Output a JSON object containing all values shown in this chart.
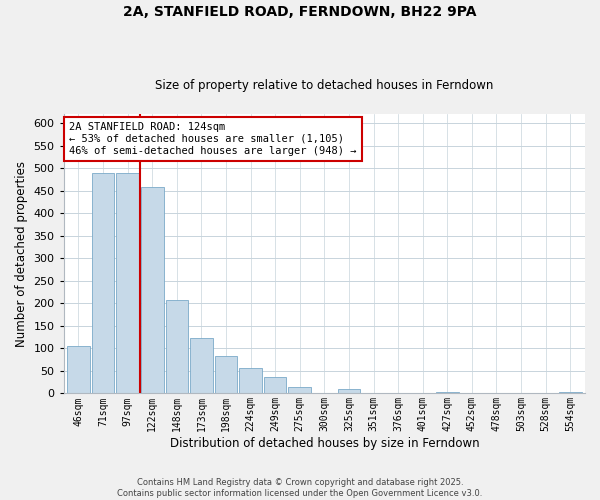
{
  "title": "2A, STANFIELD ROAD, FERNDOWN, BH22 9PA",
  "subtitle": "Size of property relative to detached houses in Ferndown",
  "xlabel": "Distribution of detached houses by size in Ferndown",
  "ylabel": "Number of detached properties",
  "bar_labels": [
    "46sqm",
    "71sqm",
    "97sqm",
    "122sqm",
    "148sqm",
    "173sqm",
    "198sqm",
    "224sqm",
    "249sqm",
    "275sqm",
    "300sqm",
    "325sqm",
    "351sqm",
    "376sqm",
    "401sqm",
    "427sqm",
    "452sqm",
    "478sqm",
    "503sqm",
    "528sqm",
    "554sqm"
  ],
  "bar_values": [
    105,
    490,
    490,
    457,
    208,
    122,
    82,
    57,
    36,
    15,
    0,
    10,
    0,
    0,
    0,
    4,
    0,
    0,
    0,
    0,
    4
  ],
  "bar_color": "#c6d9e8",
  "bar_edgecolor": "#7baac8",
  "property_line_color": "#cc0000",
  "annotation_title": "2A STANFIELD ROAD: 124sqm",
  "annotation_line1": "← 53% of detached houses are smaller (1,105)",
  "annotation_line2": "46% of semi-detached houses are larger (948) →",
  "annotation_box_facecolor": "#ffffff",
  "annotation_box_edgecolor": "#cc0000",
  "ylim": [
    0,
    620
  ],
  "yticks": [
    0,
    50,
    100,
    150,
    200,
    250,
    300,
    350,
    400,
    450,
    500,
    550,
    600
  ],
  "footer_line1": "Contains HM Land Registry data © Crown copyright and database right 2025.",
  "footer_line2": "Contains public sector information licensed under the Open Government Licence v3.0.",
  "background_color": "#f0f0f0",
  "plot_background_color": "#ffffff",
  "grid_color": "#c8d4dc"
}
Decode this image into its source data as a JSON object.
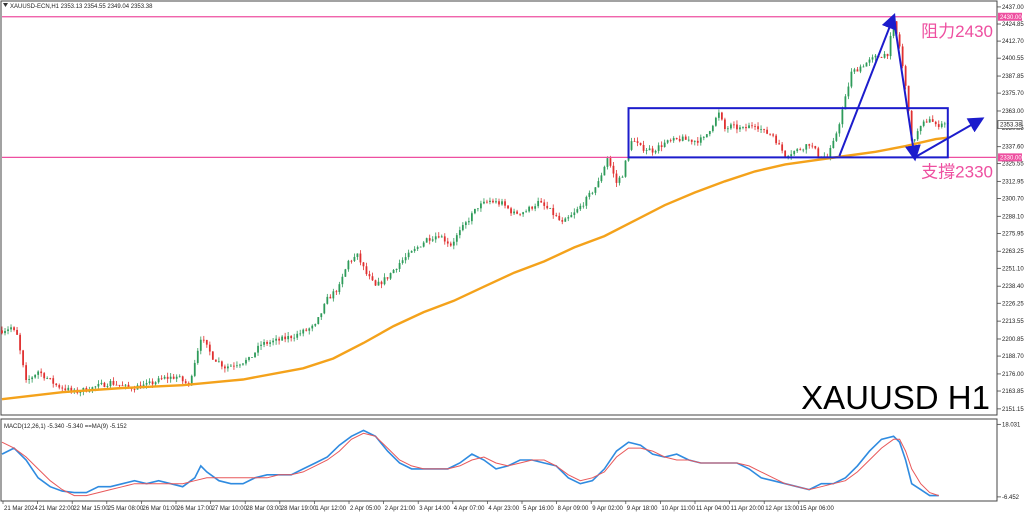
{
  "header": {
    "symbol_info": "XAUUSD-ECN,H1  2353.13 2354.55 2349.04 2353.38",
    "macd_info": "MACD(12,26,1) -5.340 -5.340  ==MA(9) -5.152"
  },
  "overlay_title": "XAUUSD H1",
  "colors": {
    "up": "#2e9b5a",
    "down": "#e03030",
    "ma": "#f4a21b",
    "level": "#ee4fa0",
    "box": "#1c1ccc",
    "macd": "#2f8be0",
    "signal": "#e8585a"
  },
  "chart_data": [
    {
      "type": "candlestick",
      "symbol": "XAUUSD",
      "timeframe": "H1",
      "price_axis": {
        "ticks": [
          2437.0,
          2424.85,
          2412.7,
          2400.55,
          2387.85,
          2375.7,
          2363.0,
          2350.85,
          2337.6,
          2325.55,
          2312.95,
          2300.7,
          2288.1,
          2275.95,
          2263.25,
          2251.1,
          2238.4,
          2226.25,
          2213.55,
          2200.85,
          2188.7,
          2176.0,
          2163.85,
          2151.15
        ],
        "ylim": [
          2147.5,
          2440.5
        ]
      },
      "time_axis": {
        "labels": [
          "21 Mar 2024",
          "21 Mar 22:00",
          "22 Mar 15:00",
          "25 Mar 08:00",
          "26 Mar 01:00",
          "26 Mar 17:00",
          "27 Mar 10:00",
          "28 Mar 03:00",
          "28 Mar 19:00",
          "1 Apr 12:00",
          "2 Apr 05:00",
          "2 Apr 21:00",
          "3 Apr 14:00",
          "4 Apr 07:00",
          "4 Apr 23:00",
          "5 Apr 16:00",
          "8 Apr 09:00",
          "9 Apr 02:00",
          "9 Apr 18:00",
          "10 Apr 11:00",
          "11 Apr 04:00",
          "11 Apr 20:00",
          "12 Apr 13:00",
          "15 Apr 06:00"
        ]
      },
      "price_path": [
        [
          0,
          2207
        ],
        [
          3,
          2209
        ],
        [
          5,
          2203
        ],
        [
          8,
          2170
        ],
        [
          12,
          2178
        ],
        [
          18,
          2168
        ],
        [
          24,
          2163
        ],
        [
          30,
          2166
        ],
        [
          36,
          2170
        ],
        [
          42,
          2166
        ],
        [
          48,
          2168
        ],
        [
          54,
          2173
        ],
        [
          58,
          2174
        ],
        [
          62,
          2168
        ],
        [
          66,
          2202
        ],
        [
          70,
          2188
        ],
        [
          74,
          2181
        ],
        [
          82,
          2186
        ],
        [
          86,
          2197
        ],
        [
          92,
          2200
        ],
        [
          98,
          2204
        ],
        [
          104,
          2210
        ],
        [
          108,
          2229
        ],
        [
          112,
          2238
        ],
        [
          115,
          2256
        ],
        [
          118,
          2260
        ],
        [
          121,
          2247
        ],
        [
          124,
          2238
        ],
        [
          128,
          2245
        ],
        [
          132,
          2255
        ],
        [
          137,
          2264
        ],
        [
          141,
          2272
        ],
        [
          145,
          2275
        ],
        [
          149,
          2268
        ],
        [
          153,
          2280
        ],
        [
          158,
          2295
        ],
        [
          162,
          2299
        ],
        [
          166,
          2297
        ],
        [
          170,
          2290
        ],
        [
          174,
          2292
        ],
        [
          178,
          2298
        ],
        [
          182,
          2292
        ],
        [
          186,
          2283
        ],
        [
          190,
          2290
        ],
        [
          194,
          2300
        ],
        [
          198,
          2312
        ],
        [
          201,
          2330
        ],
        [
          204,
          2312
        ],
        [
          206,
          2318
        ],
        [
          209,
          2343
        ],
        [
          212,
          2337
        ],
        [
          216,
          2335
        ],
        [
          220,
          2340
        ],
        [
          225,
          2343
        ],
        [
          230,
          2342
        ],
        [
          233,
          2343
        ],
        [
          236,
          2354
        ],
        [
          238,
          2361
        ],
        [
          240,
          2350
        ],
        [
          242,
          2352
        ],
        [
          246,
          2350
        ],
        [
          250,
          2354
        ],
        [
          253,
          2348
        ],
        [
          256,
          2346
        ],
        [
          258,
          2338
        ],
        [
          260,
          2332
        ],
        [
          264,
          2335
        ],
        [
          268,
          2340
        ],
        [
          271,
          2332
        ],
        [
          274,
          2330
        ],
        [
          276,
          2340
        ],
        [
          278,
          2355
        ],
        [
          280,
          2372
        ],
        [
          282,
          2390
        ],
        [
          286,
          2396
        ],
        [
          290,
          2401
        ],
        [
          294,
          2404
        ],
        [
          296,
          2425
        ],
        [
          298,
          2409
        ],
        [
          300,
          2380
        ],
        [
          301,
          2365
        ],
        [
          302,
          2340
        ],
        [
          304,
          2348
        ],
        [
          306,
          2354
        ],
        [
          308,
          2358
        ],
        [
          310,
          2352
        ],
        [
          312,
          2355
        ],
        [
          314,
          2353
        ]
      ],
      "moving_average": [
        [
          0,
          2158
        ],
        [
          20,
          2163
        ],
        [
          40,
          2166
        ],
        [
          60,
          2168
        ],
        [
          80,
          2172
        ],
        [
          100,
          2180
        ],
        [
          110,
          2187
        ],
        [
          120,
          2198
        ],
        [
          130,
          2210
        ],
        [
          140,
          2220
        ],
        [
          150,
          2228
        ],
        [
          160,
          2238
        ],
        [
          170,
          2248
        ],
        [
          180,
          2256
        ],
        [
          190,
          2266
        ],
        [
          200,
          2274
        ],
        [
          210,
          2285
        ],
        [
          220,
          2296
        ],
        [
          230,
          2305
        ],
        [
          240,
          2313
        ],
        [
          250,
          2320
        ],
        [
          260,
          2325
        ],
        [
          270,
          2328
        ],
        [
          280,
          2331
        ],
        [
          290,
          2334
        ],
        [
          300,
          2338
        ],
        [
          310,
          2343
        ],
        [
          314,
          2344
        ]
      ],
      "horizontal_levels": [
        {
          "label": "阻力2430",
          "value": 2430.0,
          "tag": "2430.00"
        },
        {
          "label": "支撐2330",
          "value": 2330.0,
          "tag": "2330.00"
        }
      ],
      "current_price": 2353.38,
      "annotations": {
        "range_box": {
          "x_from": 208,
          "x_to": 314,
          "y_from": 2330,
          "y_to": 2365
        },
        "arrows": [
          {
            "from": [
              278,
              2331
            ],
            "to": [
              296,
              2430
            ]
          },
          {
            "from": [
              296,
              2430
            ],
            "to": [
              303,
              2330
            ]
          },
          {
            "from": [
              303,
              2330
            ],
            "to": [
              325,
              2357
            ]
          }
        ]
      }
    },
    {
      "type": "line",
      "title": "MACD(12,26,1) -5.340 -5.340  ==MA(9) -5.152",
      "value_axis": {
        "ticks": [
          18.031,
          -6.452
        ],
        "ylim": [
          -7.5,
          19.5
        ]
      },
      "series": [
        {
          "name": "MACD",
          "points": [
            [
              0,
              8
            ],
            [
              4,
              10
            ],
            [
              8,
              6
            ],
            [
              12,
              0
            ],
            [
              16,
              -3
            ],
            [
              20,
              -4.5
            ],
            [
              24,
              -5
            ],
            [
              28,
              -5
            ],
            [
              32,
              -3
            ],
            [
              36,
              -3
            ],
            [
              40,
              -2
            ],
            [
              44,
              -1
            ],
            [
              48,
              -2
            ],
            [
              52,
              -1
            ],
            [
              56,
              -2
            ],
            [
              60,
              -3
            ],
            [
              64,
              0
            ],
            [
              66,
              4
            ],
            [
              68,
              2
            ],
            [
              72,
              -1
            ],
            [
              76,
              -2
            ],
            [
              80,
              -2
            ],
            [
              84,
              0
            ],
            [
              88,
              1
            ],
            [
              92,
              1
            ],
            [
              96,
              1
            ],
            [
              100,
              3
            ],
            [
              104,
              5
            ],
            [
              108,
              7
            ],
            [
              112,
              11
            ],
            [
              116,
              14
            ],
            [
              120,
              16
            ],
            [
              124,
              14
            ],
            [
              128,
              9
            ],
            [
              132,
              5
            ],
            [
              136,
              3
            ],
            [
              140,
              3
            ],
            [
              144,
              3
            ],
            [
              148,
              3
            ],
            [
              152,
              5
            ],
            [
              156,
              8
            ],
            [
              160,
              6
            ],
            [
              164,
              3
            ],
            [
              168,
              4
            ],
            [
              172,
              6
            ],
            [
              176,
              6
            ],
            [
              180,
              5
            ],
            [
              184,
              4
            ],
            [
              188,
              0
            ],
            [
              192,
              -2
            ],
            [
              196,
              -1
            ],
            [
              200,
              3
            ],
            [
              204,
              9
            ],
            [
              208,
              12
            ],
            [
              212,
              11
            ],
            [
              216,
              8
            ],
            [
              220,
              7
            ],
            [
              224,
              8
            ],
            [
              228,
              6
            ],
            [
              232,
              5
            ],
            [
              236,
              5
            ],
            [
              240,
              5
            ],
            [
              244,
              5
            ],
            [
              248,
              3
            ],
            [
              252,
              0
            ],
            [
              256,
              -1
            ],
            [
              260,
              -2
            ],
            [
              264,
              -3
            ],
            [
              268,
              -4
            ],
            [
              272,
              -2
            ],
            [
              276,
              -2
            ],
            [
              280,
              0
            ],
            [
              284,
              4
            ],
            [
              288,
              9
            ],
            [
              292,
              13
            ],
            [
              296,
              14
            ],
            [
              298,
              12
            ],
            [
              300,
              6
            ],
            [
              302,
              -2
            ],
            [
              305,
              -4
            ],
            [
              308,
              -6
            ],
            [
              311,
              -6
            ]
          ]
        },
        {
          "name": "MA(9)",
          "points": [
            [
              0,
              12
            ],
            [
              4,
              10
            ],
            [
              8,
              7
            ],
            [
              12,
              3
            ],
            [
              16,
              -1
            ],
            [
              20,
              -4
            ],
            [
              24,
              -6
            ],
            [
              28,
              -6
            ],
            [
              32,
              -5
            ],
            [
              36,
              -4
            ],
            [
              40,
              -3
            ],
            [
              44,
              -2
            ],
            [
              48,
              -2
            ],
            [
              52,
              -2
            ],
            [
              56,
              -2
            ],
            [
              60,
              -2
            ],
            [
              64,
              -1
            ],
            [
              68,
              0
            ],
            [
              72,
              0
            ],
            [
              76,
              0
            ],
            [
              80,
              0
            ],
            [
              84,
              0
            ],
            [
              88,
              0
            ],
            [
              92,
              1
            ],
            [
              96,
              1
            ],
            [
              100,
              2
            ],
            [
              104,
              4
            ],
            [
              108,
              6
            ],
            [
              112,
              9
            ],
            [
              116,
              13
            ],
            [
              120,
              15
            ],
            [
              124,
              14
            ],
            [
              128,
              10
            ],
            [
              132,
              6
            ],
            [
              136,
              4
            ],
            [
              140,
              3
            ],
            [
              144,
              3
            ],
            [
              148,
              3
            ],
            [
              152,
              4
            ],
            [
              156,
              6
            ],
            [
              160,
              7
            ],
            [
              164,
              5
            ],
            [
              168,
              4
            ],
            [
              172,
              5
            ],
            [
              176,
              6
            ],
            [
              180,
              6
            ],
            [
              184,
              4
            ],
            [
              188,
              1
            ],
            [
              192,
              -1
            ],
            [
              196,
              0
            ],
            [
              200,
              2
            ],
            [
              204,
              7
            ],
            [
              208,
              10
            ],
            [
              212,
              10
            ],
            [
              216,
              9
            ],
            [
              220,
              7
            ],
            [
              224,
              6
            ],
            [
              228,
              6
            ],
            [
              232,
              5
            ],
            [
              236,
              5
            ],
            [
              240,
              5
            ],
            [
              244,
              5
            ],
            [
              248,
              4
            ],
            [
              252,
              2
            ],
            [
              256,
              0
            ],
            [
              260,
              -2
            ],
            [
              264,
              -3
            ],
            [
              268,
              -4
            ],
            [
              272,
              -3
            ],
            [
              276,
              -2
            ],
            [
              280,
              -1
            ],
            [
              284,
              2
            ],
            [
              288,
              6
            ],
            [
              292,
              10
            ],
            [
              296,
              13
            ],
            [
              298,
              13
            ],
            [
              300,
              9
            ],
            [
              302,
              3
            ],
            [
              305,
              -2
            ],
            [
              308,
              -5
            ],
            [
              311,
              -6
            ]
          ]
        }
      ]
    }
  ]
}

--

# EXERCISE REQUIREMENTS
Gather all lines with the string "Contains" from the data.

# FINAL RESULT
  "footer_line1": "Contains HM Land Registry data © Crown copyright and database right 2025.",
  "footer_line2": "Contains public sector information licensed under the Open Government Licence v3.0.",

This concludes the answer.